------ Angezeigte Daten ------
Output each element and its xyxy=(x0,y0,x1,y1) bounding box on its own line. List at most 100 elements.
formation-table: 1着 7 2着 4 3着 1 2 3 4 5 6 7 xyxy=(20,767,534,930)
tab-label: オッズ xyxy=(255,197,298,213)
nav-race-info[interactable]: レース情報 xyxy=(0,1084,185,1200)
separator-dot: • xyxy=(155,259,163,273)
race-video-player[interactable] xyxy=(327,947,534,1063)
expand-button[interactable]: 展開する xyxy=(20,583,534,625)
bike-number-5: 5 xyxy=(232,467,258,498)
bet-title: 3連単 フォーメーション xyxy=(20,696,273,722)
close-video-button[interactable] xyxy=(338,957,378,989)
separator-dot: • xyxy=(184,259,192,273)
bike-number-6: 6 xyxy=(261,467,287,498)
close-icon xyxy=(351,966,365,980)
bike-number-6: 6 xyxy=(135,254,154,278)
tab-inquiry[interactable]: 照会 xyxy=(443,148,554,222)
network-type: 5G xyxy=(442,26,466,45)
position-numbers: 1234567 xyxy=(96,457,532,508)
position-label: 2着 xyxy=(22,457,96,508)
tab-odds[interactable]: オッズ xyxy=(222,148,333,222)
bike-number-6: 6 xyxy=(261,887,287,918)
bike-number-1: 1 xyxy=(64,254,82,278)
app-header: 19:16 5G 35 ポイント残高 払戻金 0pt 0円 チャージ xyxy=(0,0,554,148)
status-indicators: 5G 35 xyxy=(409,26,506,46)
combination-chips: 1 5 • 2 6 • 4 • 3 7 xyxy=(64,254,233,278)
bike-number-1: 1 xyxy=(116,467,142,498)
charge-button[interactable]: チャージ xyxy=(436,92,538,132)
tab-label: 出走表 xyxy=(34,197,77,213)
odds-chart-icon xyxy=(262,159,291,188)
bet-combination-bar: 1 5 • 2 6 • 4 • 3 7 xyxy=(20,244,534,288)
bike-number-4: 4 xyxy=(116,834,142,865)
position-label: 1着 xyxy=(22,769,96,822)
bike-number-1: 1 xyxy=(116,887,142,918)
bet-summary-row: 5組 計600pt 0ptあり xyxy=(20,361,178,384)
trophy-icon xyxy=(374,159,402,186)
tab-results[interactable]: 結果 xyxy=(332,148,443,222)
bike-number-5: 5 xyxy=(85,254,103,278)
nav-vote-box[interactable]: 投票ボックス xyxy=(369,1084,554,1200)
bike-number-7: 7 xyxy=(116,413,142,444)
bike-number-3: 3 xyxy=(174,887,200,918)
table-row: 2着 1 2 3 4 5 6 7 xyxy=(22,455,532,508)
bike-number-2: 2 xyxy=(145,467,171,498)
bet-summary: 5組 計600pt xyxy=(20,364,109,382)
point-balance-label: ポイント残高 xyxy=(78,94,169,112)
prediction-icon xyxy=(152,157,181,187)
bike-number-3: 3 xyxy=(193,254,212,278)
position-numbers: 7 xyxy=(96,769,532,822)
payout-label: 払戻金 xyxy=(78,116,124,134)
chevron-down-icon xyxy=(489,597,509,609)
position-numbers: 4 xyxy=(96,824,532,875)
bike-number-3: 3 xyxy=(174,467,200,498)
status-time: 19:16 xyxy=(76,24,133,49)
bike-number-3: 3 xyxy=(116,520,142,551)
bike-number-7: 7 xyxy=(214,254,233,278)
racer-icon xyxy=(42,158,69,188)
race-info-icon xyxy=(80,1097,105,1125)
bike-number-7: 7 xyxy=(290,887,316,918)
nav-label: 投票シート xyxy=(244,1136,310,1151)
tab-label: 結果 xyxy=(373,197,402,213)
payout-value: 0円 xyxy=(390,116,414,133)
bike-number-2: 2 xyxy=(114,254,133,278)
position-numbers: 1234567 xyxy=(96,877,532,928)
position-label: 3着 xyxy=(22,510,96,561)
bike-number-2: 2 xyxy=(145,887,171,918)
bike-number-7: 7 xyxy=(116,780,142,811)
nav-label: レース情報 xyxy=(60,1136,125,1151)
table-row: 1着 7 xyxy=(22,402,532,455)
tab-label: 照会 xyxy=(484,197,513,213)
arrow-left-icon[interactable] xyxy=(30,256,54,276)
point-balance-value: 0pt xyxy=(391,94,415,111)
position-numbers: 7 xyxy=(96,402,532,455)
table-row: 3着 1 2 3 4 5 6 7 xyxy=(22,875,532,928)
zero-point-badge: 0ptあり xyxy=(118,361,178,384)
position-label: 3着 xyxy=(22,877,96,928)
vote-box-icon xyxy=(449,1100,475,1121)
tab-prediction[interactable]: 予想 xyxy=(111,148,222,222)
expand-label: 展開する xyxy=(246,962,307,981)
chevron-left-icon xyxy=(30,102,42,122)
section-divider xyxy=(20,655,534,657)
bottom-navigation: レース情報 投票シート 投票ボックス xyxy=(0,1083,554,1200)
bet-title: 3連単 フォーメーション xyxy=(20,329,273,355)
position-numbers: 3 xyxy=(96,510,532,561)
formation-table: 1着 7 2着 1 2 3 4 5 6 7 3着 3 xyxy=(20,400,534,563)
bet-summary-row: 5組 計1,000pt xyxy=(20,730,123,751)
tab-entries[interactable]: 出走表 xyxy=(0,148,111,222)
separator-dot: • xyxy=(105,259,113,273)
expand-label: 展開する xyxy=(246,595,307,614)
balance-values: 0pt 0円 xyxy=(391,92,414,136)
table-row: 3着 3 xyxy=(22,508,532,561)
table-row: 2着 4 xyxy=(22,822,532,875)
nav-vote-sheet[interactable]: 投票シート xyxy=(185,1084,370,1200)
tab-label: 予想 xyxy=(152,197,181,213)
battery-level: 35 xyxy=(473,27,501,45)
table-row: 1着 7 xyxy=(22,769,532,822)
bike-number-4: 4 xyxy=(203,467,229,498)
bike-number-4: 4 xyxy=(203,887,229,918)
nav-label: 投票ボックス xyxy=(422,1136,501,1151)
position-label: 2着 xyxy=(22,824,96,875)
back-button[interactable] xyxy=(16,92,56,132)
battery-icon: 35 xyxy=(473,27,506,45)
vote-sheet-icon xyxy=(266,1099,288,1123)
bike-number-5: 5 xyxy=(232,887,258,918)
------
• _Ihre Aufgabe_
Geben Sie die Zeilen wortgetreu wieder, beginnend mit der ersten Zeile und endend mit der Zeile, die „close-icon xyxy=(351,966,365,980)“ enthält.

• _Lösung der Aufgabe_
Output each element and its xyxy=(x0,y0,x1,y1) bounding box on its own line. List at most 100 elements.
formation-table: 1着 7 2着 4 3着 1 2 3 4 5 6 7 xyxy=(20,767,534,930)
tab-label: オッズ xyxy=(255,197,298,213)
nav-race-info[interactable]: レース情報 xyxy=(0,1084,185,1200)
separator-dot: • xyxy=(155,259,163,273)
race-video-player[interactable] xyxy=(327,947,534,1063)
expand-button[interactable]: 展開する xyxy=(20,583,534,625)
bike-number-5: 5 xyxy=(232,467,258,498)
bet-title: 3連単 フォーメーション xyxy=(20,696,273,722)
close-video-button[interactable] xyxy=(338,957,378,989)
separator-dot: • xyxy=(184,259,192,273)
bike-number-6: 6 xyxy=(261,467,287,498)
close-icon xyxy=(351,966,365,980)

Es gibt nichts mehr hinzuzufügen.